PROBLEM DETAILS: Go through the material and tally the lines containing the string "title". Give the total alone.

DATA FOR THE TASK:
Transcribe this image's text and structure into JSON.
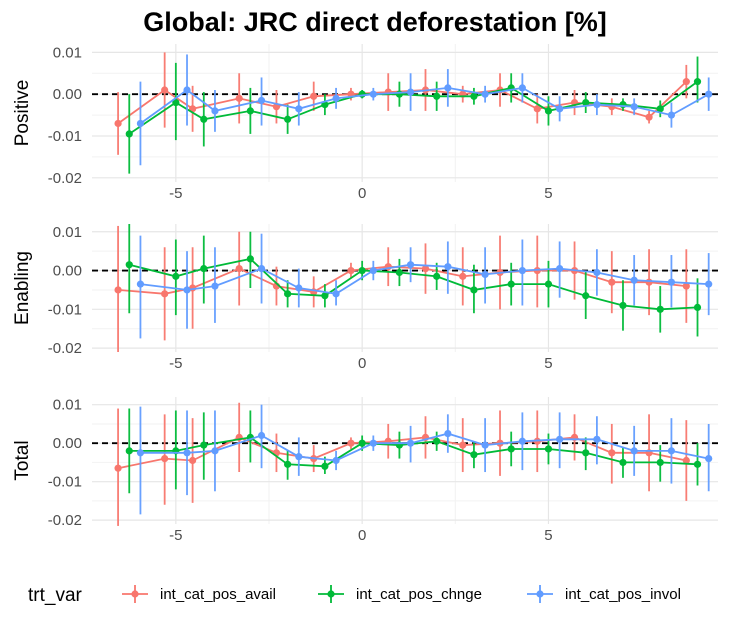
{
  "chart_data": {
    "type": "line",
    "title": "Global: JRC direct deforestation [%]",
    "x": [
      -6.25,
      -5,
      -4.25,
      -3,
      -2,
      -1,
      0,
      1,
      2,
      3,
      4,
      5,
      6,
      7,
      8,
      9
    ],
    "xlim": [
      -7.25,
      9.55
    ],
    "xticks": [
      -5,
      0,
      5
    ],
    "xlabel": "",
    "ylabel": "",
    "legend": {
      "title": "trt_var",
      "position": "bottom"
    },
    "colors": {
      "int_cat_pos_avail": "#f8766d",
      "int_cat_pos_chnge": "#00ba38",
      "int_cat_pos_invol": "#619cff"
    },
    "series_names": [
      "int_cat_pos_avail",
      "int_cat_pos_chnge",
      "int_cat_pos_invol"
    ],
    "panels": [
      {
        "label": "Positive",
        "ylim": [
          -0.021,
          0.012
        ],
        "yticks": [
          {
            "value": 0.01,
            "label": "0.01"
          },
          {
            "value": 0.0,
            "label": "0.00"
          },
          {
            "value": -0.01,
            "label": "-0.01"
          },
          {
            "value": -0.02,
            "label": "-0.02"
          }
        ],
        "series": [
          {
            "name": "int_cat_pos_avail",
            "x_offset": -0.3,
            "values": [
              -0.007,
              0.001,
              -0.0035,
              -0.001,
              -0.003,
              -0.0005,
              0,
              0.0005,
              0.001,
              0,
              0.001,
              -0.0035,
              -0.002,
              -0.003,
              -0.0055,
              0.003
            ],
            "lower": [
              -0.0145,
              -0.008,
              -0.009,
              -0.007,
              -0.007,
              -0.004,
              -0.0015,
              -0.004,
              -0.004,
              -0.002,
              -0.003,
              -0.007,
              -0.005,
              -0.005,
              -0.007,
              -0.001
            ],
            "upper": [
              0.0005,
              0.01,
              0.002,
              0.005,
              0.001,
              0.003,
              0.0015,
              0.005,
              0.006,
              0.002,
              0.005,
              0,
              0.001,
              -0.001,
              -0.004,
              0.007
            ]
          },
          {
            "name": "int_cat_pos_chnge",
            "x_offset": 0,
            "values": [
              -0.0095,
              -0.002,
              -0.006,
              -0.004,
              -0.006,
              -0.0025,
              0,
              0,
              -0.0005,
              -0.0005,
              0.0015,
              -0.004,
              -0.002,
              -0.0025,
              -0.0035,
              0.003
            ],
            "lower": [
              -0.019,
              -0.011,
              -0.0125,
              -0.0095,
              -0.0095,
              -0.005,
              -0.001,
              -0.003,
              -0.004,
              -0.0025,
              -0.002,
              -0.0075,
              -0.0045,
              -0.004,
              -0.0055,
              -0.002
            ],
            "upper": [
              0,
              0.0075,
              0.0005,
              0.0015,
              -0.0025,
              0,
              0.001,
              0.003,
              0.003,
              0.0015,
              0.005,
              -0.0005,
              0.0005,
              -0.001,
              -0.0015,
              0.009
            ]
          },
          {
            "name": "int_cat_pos_invol",
            "x_offset": 0.3,
            "values": [
              -0.007,
              0.001,
              -0.004,
              -0.0015,
              -0.0035,
              -0.001,
              0,
              0.0005,
              0.0015,
              0,
              0.0015,
              -0.0035,
              -0.0025,
              -0.003,
              -0.005,
              0
            ],
            "lower": [
              -0.017,
              -0.0075,
              -0.009,
              -0.0075,
              -0.0075,
              -0.0035,
              -0.0015,
              -0.004,
              -0.003,
              -0.002,
              -0.002,
              -0.0065,
              -0.005,
              -0.005,
              -0.008,
              -0.004
            ],
            "upper": [
              0.003,
              0.0095,
              0.001,
              0.004,
              0.0005,
              0.0015,
              0.0015,
              0.005,
              0.006,
              0.002,
              0.005,
              -0.0005,
              0,
              -0.001,
              -0.002,
              0.004
            ]
          }
        ]
      },
      {
        "label": "Enabling",
        "ylim": [
          -0.021,
          0.012
        ],
        "yticks": [
          {
            "value": 0.01,
            "label": "0.01"
          },
          {
            "value": 0.0,
            "label": "0.00"
          },
          {
            "value": -0.01,
            "label": "-0.01"
          },
          {
            "value": -0.02,
            "label": "-0.02"
          }
        ],
        "series": [
          {
            "name": "int_cat_pos_avail",
            "x_offset": -0.3,
            "values": [
              -0.005,
              -0.006,
              -0.0045,
              0.0005,
              -0.004,
              -0.0055,
              0,
              0.001,
              0.0005,
              -0.0015,
              -0.0005,
              0,
              0,
              -0.003,
              -0.003,
              -0.004
            ],
            "lower": [
              -0.021,
              -0.018,
              -0.015,
              -0.009,
              -0.009,
              -0.0095,
              -0.002,
              -0.004,
              -0.006,
              -0.009,
              -0.01,
              -0.0095,
              -0.0075,
              -0.011,
              -0.0115,
              -0.0135
            ],
            "upper": [
              0.0115,
              0.006,
              0.006,
              0.01,
              0.001,
              -0.0015,
              0.002,
              0.006,
              0.007,
              0.006,
              0.009,
              0.009,
              0.0075,
              0.005,
              0.0055,
              0.0055
            ]
          },
          {
            "name": "int_cat_pos_chnge",
            "x_offset": 0,
            "values": [
              0.0015,
              -0.0015,
              0.0005,
              0.003,
              -0.006,
              -0.0065,
              0,
              -0.0005,
              -0.0015,
              -0.005,
              -0.0035,
              -0.0035,
              -0.0065,
              -0.009,
              -0.01,
              -0.0095
            ],
            "lower": [
              -0.011,
              -0.0115,
              -0.0085,
              -0.0045,
              -0.0095,
              -0.0095,
              -0.0025,
              -0.004,
              -0.005,
              -0.011,
              -0.009,
              -0.0095,
              -0.0125,
              -0.0155,
              -0.016,
              -0.017
            ],
            "upper": [
              0.012,
              0.008,
              0.009,
              0.01,
              -0.0025,
              -0.0035,
              0.0025,
              0.003,
              0.002,
              0.0015,
              0.002,
              0.0025,
              0,
              -0.0025,
              -0.004,
              -0.002
            ]
          },
          {
            "name": "int_cat_pos_invol",
            "x_offset": 0.3,
            "values": [
              -0.0035,
              -0.005,
              -0.004,
              0.0005,
              -0.0045,
              -0.006,
              0,
              0.0015,
              0.001,
              -0.001,
              0,
              0.0005,
              -0.0005,
              -0.0025,
              -0.003,
              -0.0035
            ],
            "lower": [
              -0.0175,
              -0.015,
              -0.0135,
              -0.0085,
              -0.0095,
              -0.009,
              -0.0025,
              -0.003,
              -0.006,
              -0.0085,
              -0.009,
              -0.007,
              -0.0065,
              -0.009,
              -0.0095,
              -0.0115
            ],
            "upper": [
              0.009,
              0.005,
              0.006,
              0.0095,
              0.0005,
              -0.0025,
              0.0025,
              0.006,
              0.0075,
              0.006,
              0.008,
              0.0075,
              0.0055,
              0.004,
              0.004,
              0.0045
            ]
          }
        ]
      },
      {
        "label": "Total",
        "ylim": [
          -0.021,
          0.012
        ],
        "yticks": [
          {
            "value": 0.01,
            "label": "0.01"
          },
          {
            "value": 0.0,
            "label": "0.00"
          },
          {
            "value": -0.01,
            "label": "-0.01"
          },
          {
            "value": -0.02,
            "label": "-0.02"
          }
        ],
        "series": [
          {
            "name": "int_cat_pos_avail",
            "x_offset": -0.3,
            "values": [
              -0.0065,
              -0.004,
              -0.0045,
              0.0015,
              -0.0025,
              -0.004,
              0,
              0.0005,
              0.0015,
              -0.0005,
              0,
              0.0005,
              0.0015,
              -0.0025,
              -0.0025,
              -0.0045
            ],
            "lower": [
              -0.0215,
              -0.016,
              -0.0155,
              -0.0075,
              -0.0075,
              -0.0075,
              -0.0015,
              -0.004,
              -0.004,
              -0.0075,
              -0.0085,
              -0.0075,
              -0.0045,
              -0.0105,
              -0.0125,
              -0.015
            ],
            "upper": [
              0.009,
              0.0075,
              0.0065,
              0.0105,
              0.0025,
              -0.0005,
              0.0015,
              0.005,
              0.007,
              0.0065,
              0.0085,
              0.0085,
              0.0075,
              0.005,
              0.0075,
              0.006
            ]
          },
          {
            "name": "int_cat_pos_chnge",
            "x_offset": 0,
            "values": [
              -0.002,
              -0.002,
              -0.0005,
              0.0015,
              -0.0055,
              -0.006,
              0,
              -0.0005,
              0.0005,
              -0.003,
              -0.0015,
              -0.0015,
              -0.0025,
              -0.005,
              -0.005,
              -0.0055
            ],
            "lower": [
              -0.013,
              -0.012,
              -0.0095,
              -0.005,
              -0.0095,
              -0.008,
              -0.002,
              -0.004,
              -0.002,
              -0.0065,
              -0.006,
              -0.0055,
              -0.007,
              -0.009,
              -0.01,
              -0.011
            ],
            "upper": [
              0.009,
              0.0085,
              0.008,
              0.0085,
              -0.002,
              -0.0035,
              0.002,
              0.003,
              0.003,
              0.0005,
              0.003,
              0.0025,
              0.0015,
              -0.001,
              -0.0005,
              0
            ]
          },
          {
            "name": "int_cat_pos_invol",
            "x_offset": 0.3,
            "values": [
              -0.0025,
              -0.0025,
              -0.002,
              0.002,
              -0.0035,
              -0.0045,
              0,
              0,
              0.0025,
              -0.0005,
              0.0005,
              0.001,
              0.001,
              -0.002,
              -0.002,
              -0.004
            ],
            "lower": [
              -0.0185,
              -0.0135,
              -0.0125,
              -0.0065,
              -0.0085,
              -0.007,
              -0.002,
              -0.005,
              -0.0025,
              -0.0075,
              -0.007,
              -0.0065,
              -0.0055,
              -0.0085,
              -0.0105,
              -0.0125
            ],
            "upper": [
              0.0095,
              0.0085,
              0.0085,
              0.01,
              0.0015,
              -0.002,
              0.002,
              0.0045,
              0.0075,
              0.0065,
              0.008,
              0.008,
              0.007,
              0.0045,
              0.0065,
              0.005
            ]
          }
        ]
      }
    ]
  }
}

RESULT FOR THIS EXERCISE: 2